> [STATED EXERCISE] Emit the data below verbatim, stripping out any pictures.

> [RECORDS FOR PROCESSING]
**********
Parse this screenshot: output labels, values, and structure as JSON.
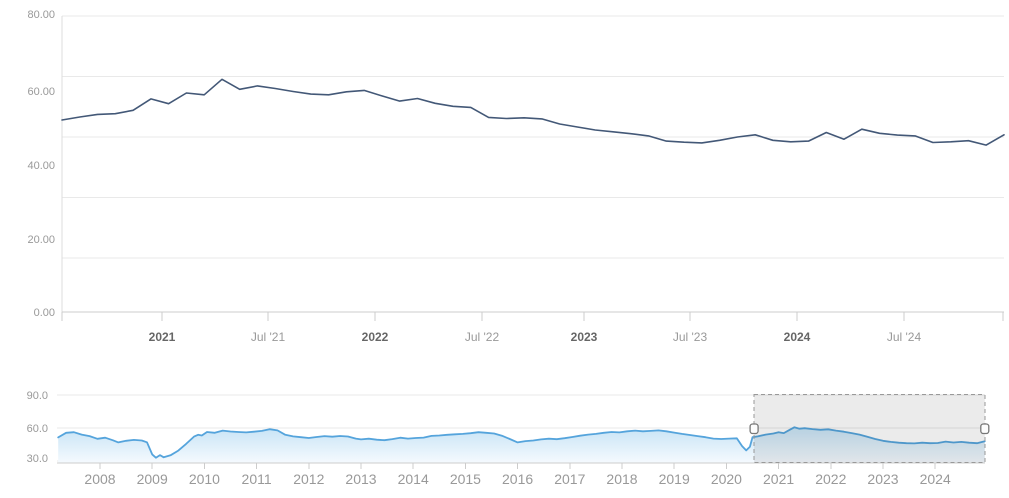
{
  "chart_data": [
    {
      "id": "price-series",
      "type": "line",
      "title": "",
      "x_unit": "month",
      "x": [
        "2020-07",
        "2020-08",
        "2020-09",
        "2020-10",
        "2020-11",
        "2020-12",
        "2021-01",
        "2021-02",
        "2021-03",
        "2021-04",
        "2021-05",
        "2021-06",
        "2021-07",
        "2021-08",
        "2021-09",
        "2021-10",
        "2021-11",
        "2021-12",
        "2022-01",
        "2022-02",
        "2022-03",
        "2022-04",
        "2022-05",
        "2022-06",
        "2022-07",
        "2022-08",
        "2022-09",
        "2022-10",
        "2022-11",
        "2022-12",
        "2023-01",
        "2023-02",
        "2023-03",
        "2023-04",
        "2023-05",
        "2023-06",
        "2023-07",
        "2023-08",
        "2023-09",
        "2023-10",
        "2023-11",
        "2023-12",
        "2024-01",
        "2024-02",
        "2024-03",
        "2024-04",
        "2024-05",
        "2024-06",
        "2024-07",
        "2024-08",
        "2024-09",
        "2024-10",
        "2024-11",
        "2024-12"
      ],
      "values": [
        51.9,
        52.7,
        53.4,
        53.6,
        54.5,
        57.6,
        56.3,
        59.2,
        58.7,
        62.9,
        60.2,
        61.1,
        60.4,
        59.6,
        58.9,
        58.7,
        59.5,
        59.9,
        58.4,
        57.0,
        57.7,
        56.4,
        55.6,
        55.3,
        52.6,
        52.3,
        52.5,
        52.2,
        50.8,
        50.0,
        49.2,
        48.7,
        48.2,
        47.6,
        46.2,
        45.9,
        45.7,
        46.4,
        47.3,
        47.9,
        46.4,
        46.0,
        46.2,
        48.5,
        46.7,
        49.4,
        48.3,
        47.8,
        47.6,
        45.8,
        46.0,
        46.3,
        45.1,
        47.9
      ],
      "ylim": [
        0,
        80
      ],
      "grid": true,
      "y_tick_labels": [
        "80.00",
        "60.00",
        "40.00",
        "20.00",
        "0.00"
      ],
      "x_tick_labels": [
        "2021",
        "Jul '21",
        "2022",
        "Jul '22",
        "2023",
        "Jul '23",
        "2024",
        "Jul '24"
      ],
      "line_color": "#435877"
    },
    {
      "id": "navigator-series",
      "type": "area",
      "x_unit": "decimal-year",
      "x": [
        2007.2,
        2007.35,
        2007.5,
        2007.65,
        2007.8,
        2007.95,
        2008.1,
        2008.25,
        2008.35,
        2008.5,
        2008.65,
        2008.8,
        2008.9,
        2009.0,
        2009.07,
        2009.15,
        2009.22,
        2009.35,
        2009.5,
        2009.65,
        2009.8,
        2009.88,
        2009.95,
        2010.05,
        2010.2,
        2010.35,
        2010.5,
        2010.65,
        2010.8,
        2010.95,
        2011.1,
        2011.25,
        2011.4,
        2011.55,
        2011.7,
        2011.85,
        2012.0,
        2012.15,
        2012.3,
        2012.45,
        2012.6,
        2012.75,
        2012.9,
        2013.0,
        2013.15,
        2013.3,
        2013.45,
        2013.6,
        2013.75,
        2013.9,
        2014.05,
        2014.2,
        2014.35,
        2014.5,
        2014.65,
        2014.8,
        2014.95,
        2015.1,
        2015.25,
        2015.4,
        2015.55,
        2015.7,
        2015.85,
        2016.0,
        2016.15,
        2016.3,
        2016.45,
        2016.6,
        2016.75,
        2016.9,
        2017.05,
        2017.2,
        2017.35,
        2017.5,
        2017.65,
        2017.8,
        2017.95,
        2018.1,
        2018.25,
        2018.4,
        2018.55,
        2018.7,
        2018.85,
        2019.0,
        2019.15,
        2019.3,
        2019.45,
        2019.6,
        2019.75,
        2019.9,
        2020.05,
        2020.2,
        2020.3,
        2020.38,
        2020.45,
        2020.5,
        2020.6,
        2020.75,
        2020.9,
        2021.0,
        2021.1,
        2021.2,
        2021.3,
        2021.4,
        2021.5,
        2021.65,
        2021.8,
        2021.95,
        2022.1,
        2022.25,
        2022.4,
        2022.55,
        2022.7,
        2022.85,
        2023.0,
        2023.15,
        2023.3,
        2023.45,
        2023.6,
        2023.75,
        2023.9,
        2024.05,
        2024.2,
        2024.35,
        2024.5,
        2024.65,
        2024.8,
        2024.95
      ],
      "values": [
        51.5,
        55.6,
        56.2,
        54.0,
        52.6,
        50.2,
        51.2,
        48.8,
        46.9,
        48.4,
        49.2,
        48.6,
        47.0,
        36.0,
        33.0,
        35.4,
        33.4,
        35.2,
        39.5,
        45.5,
        52.2,
        53.8,
        53.2,
        56.4,
        55.6,
        57.6,
        56.8,
        56.4,
        56.0,
        56.6,
        57.4,
        58.9,
        57.8,
        53.8,
        52.4,
        51.6,
        50.9,
        51.8,
        52.6,
        52.1,
        52.7,
        52.3,
        50.4,
        49.6,
        50.3,
        49.4,
        48.9,
        49.9,
        51.2,
        50.4,
        50.9,
        51.3,
        52.8,
        53.2,
        53.8,
        54.3,
        54.6,
        55.3,
        56.2,
        55.6,
        55.0,
        53.0,
        50.0,
        46.9,
        48.1,
        48.6,
        49.6,
        50.3,
        49.8,
        50.7,
        51.8,
        53.0,
        54.0,
        54.6,
        55.6,
        56.4,
        56.0,
        57.0,
        57.6,
        57.0,
        57.4,
        57.8,
        57.0,
        55.8,
        54.6,
        53.6,
        52.6,
        51.6,
        50.4,
        50.0,
        50.4,
        50.6,
        43.5,
        39.6,
        43.0,
        51.6,
        52.4,
        54.0,
        55.0,
        56.2,
        55.4,
        58.0,
        60.6,
        59.4,
        59.8,
        59.0,
        58.4,
        58.8,
        57.6,
        56.6,
        55.4,
        54.0,
        52.0,
        50.0,
        48.4,
        47.4,
        46.6,
        46.2,
        46.0,
        46.6,
        46.2,
        46.4,
        47.6,
        46.8,
        47.4,
        46.6,
        46.2,
        48.0
      ],
      "ylim": [
        30,
        90
      ],
      "y_tick_labels": [
        "90.0",
        "60.0",
        "30.0"
      ],
      "x_tick_labels": [
        "2008",
        "2009",
        "2010",
        "2011",
        "2012",
        "2013",
        "2014",
        "2015",
        "2016",
        "2017",
        "2018",
        "2019",
        "2020",
        "2021",
        "2022",
        "2023",
        "2024"
      ],
      "line_color": "#55a4dc",
      "fill_gradient_top": "#9ecfee",
      "fill_gradient_bottom": "#f5fafe",
      "selection": {
        "from_year": 2020.53,
        "to_year": 2024.95
      }
    }
  ],
  "colors": {
    "background": "#ffffff",
    "main_line": "#435877",
    "navigator_line": "#55a4dc",
    "grid": "#e9e9e9",
    "axis_label": "#999999",
    "year_label": "#666666",
    "selection_border": "#999999"
  }
}
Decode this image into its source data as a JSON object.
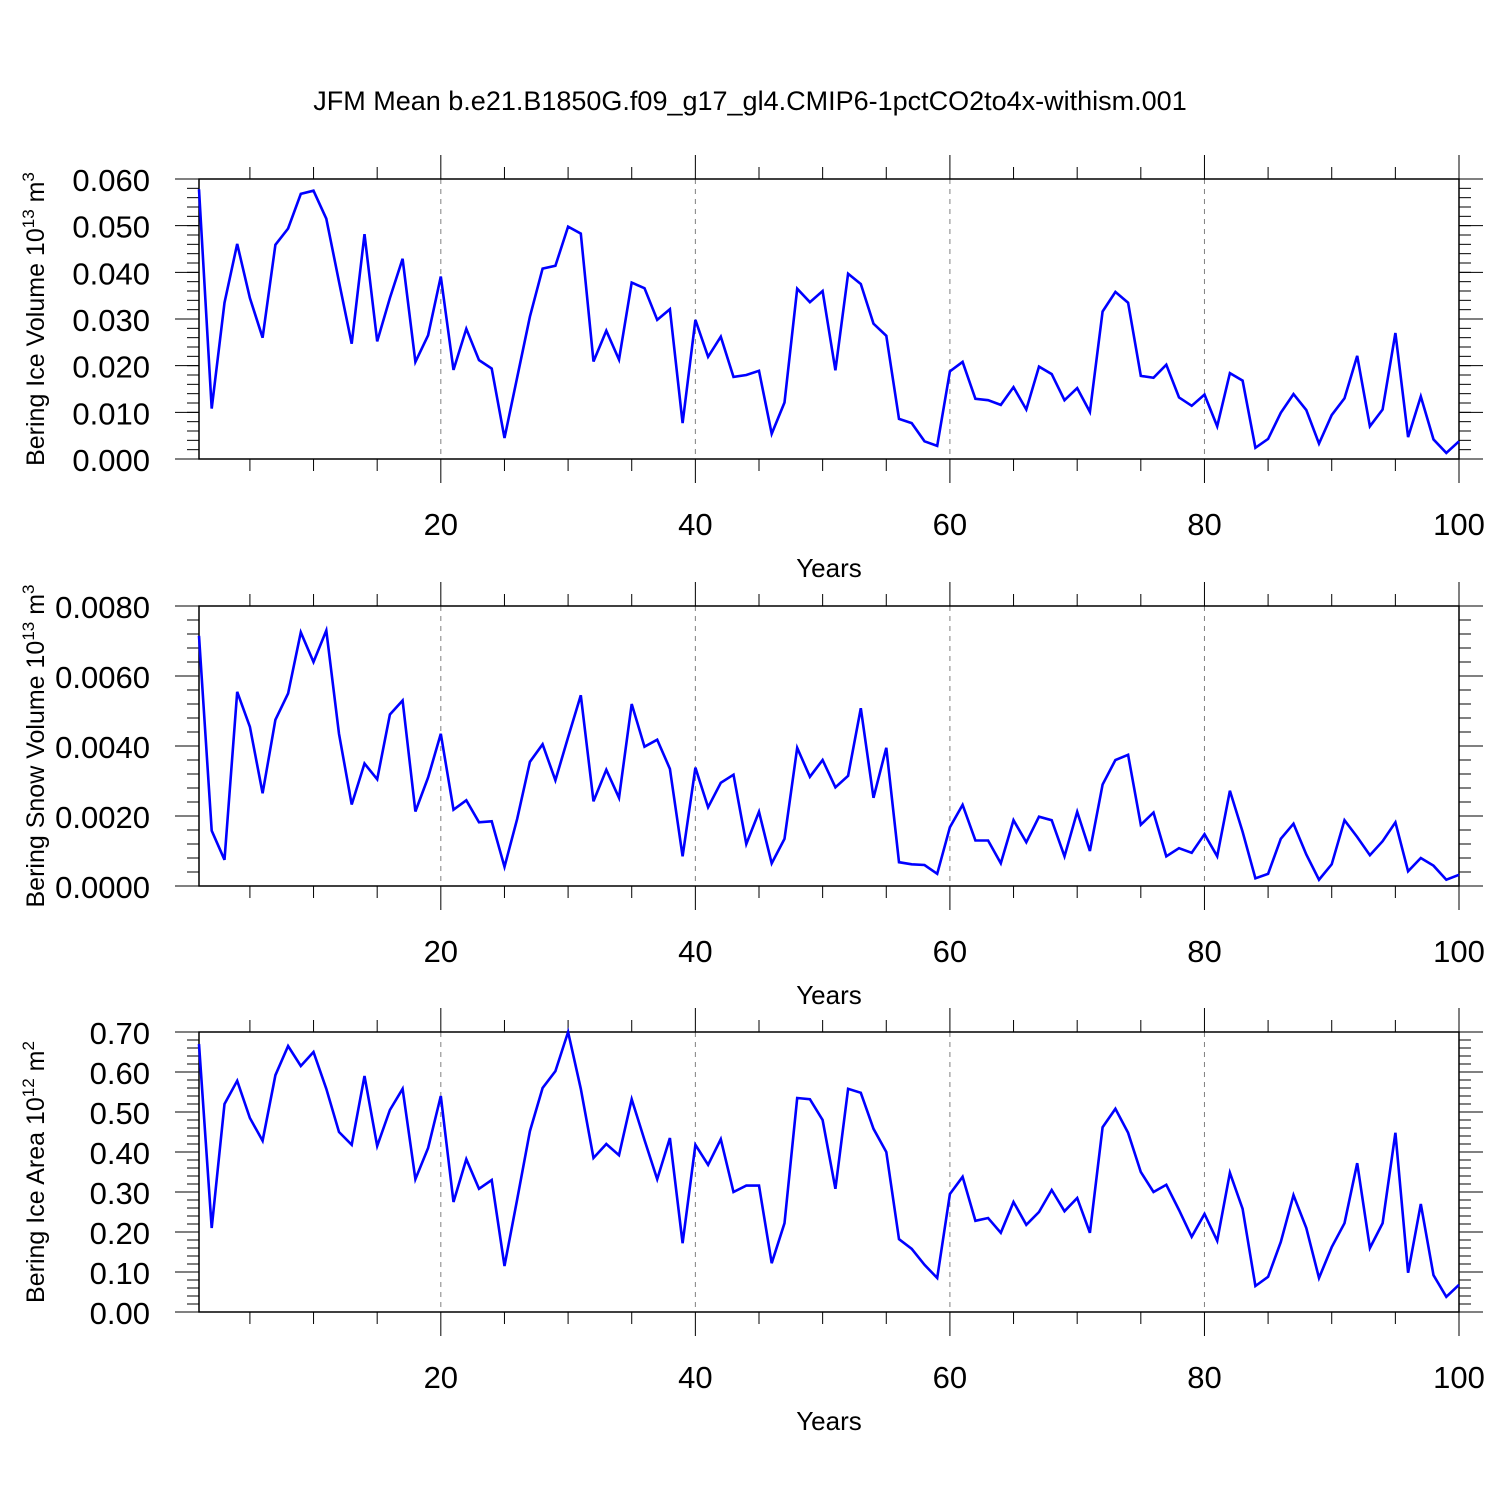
**********
> [ANSWER BELOW]
Parse this screenshot: output labels, values, and structure as JSON.
{
  "chart_data": [
    {
      "id": "price-series",
      "type": "line",
      "title": "",
      "x_unit": "month",
      "x": [
        "2020-07",
        "2020-08",
        "2020-09",
        "2020-10",
        "2020-11",
        "2020-12",
        "2021-01",
        "2021-02",
        "2021-03",
        "2021-04",
        "2021-05",
        "2021-06",
        "2021-07",
        "2021-08",
        "2021-09",
        "2021-10",
        "2021-11",
        "2021-12",
        "2022-01",
        "2022-02",
        "2022-03",
        "2022-04",
        "2022-05",
        "2022-06",
        "2022-07",
        "2022-08",
        "2022-09",
        "2022-10",
        "2022-11",
        "2022-12",
        "2023-01",
        "2023-02",
        "2023-03",
        "2023-04",
        "2023-05",
        "2023-06",
        "2023-07",
        "2023-08",
        "2023-09",
        "2023-10",
        "2023-11",
        "2023-12",
        "2024-01",
        "2024-02",
        "2024-03",
        "2024-04",
        "2024-05",
        "2024-06",
        "2024-07",
        "2024-08",
        "2024-09",
        "2024-10",
        "2024-11",
        "2024-12"
      ],
      "values": [
        51.9,
        52.7,
        53.4,
        53.6,
        54.5,
        57.6,
        56.3,
        59.2,
        58.7,
        62.9,
        60.2,
        61.1,
        60.4,
        59.6,
        58.9,
        58.7,
        59.5,
        59.9,
        58.4,
        57.0,
        57.7,
        56.4,
        55.6,
        55.3,
        52.6,
        52.3,
        52.5,
        52.2,
        50.8,
        50.0,
        49.2,
        48.7,
        48.2,
        47.6,
        46.2,
        45.9,
        45.7,
        46.4,
        47.3,
        47.9,
        46.4,
        46.0,
        46.2,
        48.5,
        46.7,
        49.4,
        48.3,
        47.8,
        47.6,
        45.8,
        46.0,
        46.3,
        45.1,
        47.9
      ],
      "ylim": [
        0,
        80
      ],
      "grid": true,
      "y_tick_labels": [
        "80.00",
        "60.00",
        "40.00",
        "20.00",
        "0.00"
      ],
      "x_tick_labels": [
        "2021",
        "Jul '21",
        "2022",
        "Jul '22",
        "2023",
        "Jul '23",
        "2024",
        "Jul '24"
      ],
      "line_color": "#435877"
    },
    {
      "id": "navigator-series",
      "type": "area",
      "x_unit": "decimal-year",
      "x": [
        2007.2,
        2007.35,
        2007.5,
        2007.65,
        2007.8,
        2007.95,
        2008.1,
        2008.25,
        2008.35,
        2008.5,
        2008.65,
        2008.8,
        2008.9,
        2009.0,
        2009.07,
        2009.15,
        2009.22,
        2009.35,
        2009.5,
        2009.65,
        2009.8,
        2009.88,
        2009.95,
        2010.05,
        2010.2,
        2010.35,
        2010.5,
        2010.65,
        2010.8,
        2010.95,
        2011.1,
        2011.25,
        2011.4,
        2011.55,
        2011.7,
        2011.85,
        2012.0,
        2012.15,
        2012.3,
        2012.45,
        2012.6,
        2012.75,
        2012.9,
        2013.0,
        2013.15,
        2013.3,
        2013.45,
        2013.6,
        2013.75,
        2013.9,
        2014.05,
        2014.2,
        2014.35,
        2014.5,
        2014.65,
        2014.8,
        2014.95,
        2015.1,
        2015.25,
        2015.4,
        2015.55,
        2015.7,
        2015.85,
        2016.0,
        2016.15,
        2016.3,
        2016.45,
        2016.6,
        2016.75,
        2016.9,
        2017.05,
        2017.2,
        2017.35,
        2017.5,
        2017.65,
        2017.8,
        2017.95,
        2018.1,
        2018.25,
        2018.4,
        2018.55,
        2018.7,
        2018.85,
        2019.0,
        2019.15,
        2019.3,
        2019.45,
        2019.6,
        2019.75,
        2019.9,
        2020.05,
        2020.2,
        2020.3,
        2020.38,
        2020.45,
        2020.5,
        2020.6,
        2020.75,
        2020.9,
        2021.0,
        2021.1,
        2021.2,
        2021.3,
        2021.4,
        2021.5,
        2021.65,
        2021.8,
        2021.95,
        2022.1,
        2022.25,
        2022.4,
        2022.55,
        2022.7,
        2022.85,
        2023.0,
        2023.15,
        2023.3,
        2023.45,
        2023.6,
        2023.75,
        2023.9,
        2024.05,
        2024.2,
        2024.35,
        2024.5,
        2024.65,
        2024.8,
        2024.95
      ],
      "values": [
        51.5,
        55.6,
        56.2,
        54.0,
        52.6,
        50.2,
        51.2,
        48.8,
        46.9,
        48.4,
        49.2,
        48.6,
        47.0,
        36.0,
        33.0,
        35.4,
        33.4,
        35.2,
        39.5,
        45.5,
        52.2,
        53.8,
        53.2,
        56.4,
        55.6,
        57.6,
        56.8,
        56.4,
        56.0,
        56.6,
        57.4,
        58.9,
        57.8,
        53.8,
        52.4,
        51.6,
        50.9,
        51.8,
        52.6,
        52.1,
        52.7,
        52.3,
        50.4,
        49.6,
        50.3,
        49.4,
        48.9,
        49.9,
        51.2,
        50.4,
        50.9,
        51.3,
        52.8,
        53.2,
        53.8,
        54.3,
        54.6,
        55.3,
        56.2,
        55.6,
        55.0,
        53.0,
        50.0,
        46.9,
        48.1,
        48.6,
        49.6,
        50.3,
        49.8,
        50.7,
        51.8,
        53.0,
        54.0,
        54.6,
        55.6,
        56.4,
        56.0,
        57.0,
        57.6,
        57.0,
        57.4,
        57.8,
        57.0,
        55.8,
        54.6,
        53.6,
        52.6,
        51.6,
        50.4,
        50.0,
        50.4,
        50.6,
        43.5,
        39.6,
        43.0,
        51.6,
        52.4,
        54.0,
        55.0,
        56.2,
        55.4,
        58.0,
        60.6,
        59.4,
        59.8,
        59.0,
        58.4,
        58.8,
        57.6,
        56.6,
        55.4,
        54.0,
        52.0,
        50.0,
        48.4,
        47.4,
        46.6,
        46.2,
        46.0,
        46.6,
        46.2,
        46.4,
        47.6,
        46.8,
        47.4,
        46.6,
        46.2,
        48.0
      ],
      "ylim": [
        30,
        90
      ],
      "y_tick_labels": [
        "90.0",
        "60.0",
        "30.0"
      ],
      "x_tick_labels": [
        "2008",
        "2009",
        "2010",
        "2011",
        "2012",
        "2013",
        "2014",
        "2015",
        "2016",
        "2017",
        "2018",
        "2019",
        "2020",
        "2021",
        "2022",
        "2023",
        "2024"
      ],
      "line_color": "#55a4dc",
      "fill_gradient_top": "#9ecfee",
      "fill_gradient_bottom": "#f5fafe",
      "selection": {
        "from_year": 2020.53,
        "to_year": 2024.95
      }
    }
  ],
  "colors": {
    "background": "#ffffff",
    "main_line": "#435877",
    "navigator_line": "#55a4dc",
    "grid": "#e9e9e9",
    "axis_label": "#999999",
    "year_label": "#666666",
    "selection_border": "#999999"
  }
}
Decode this image into its source data as a JSON object.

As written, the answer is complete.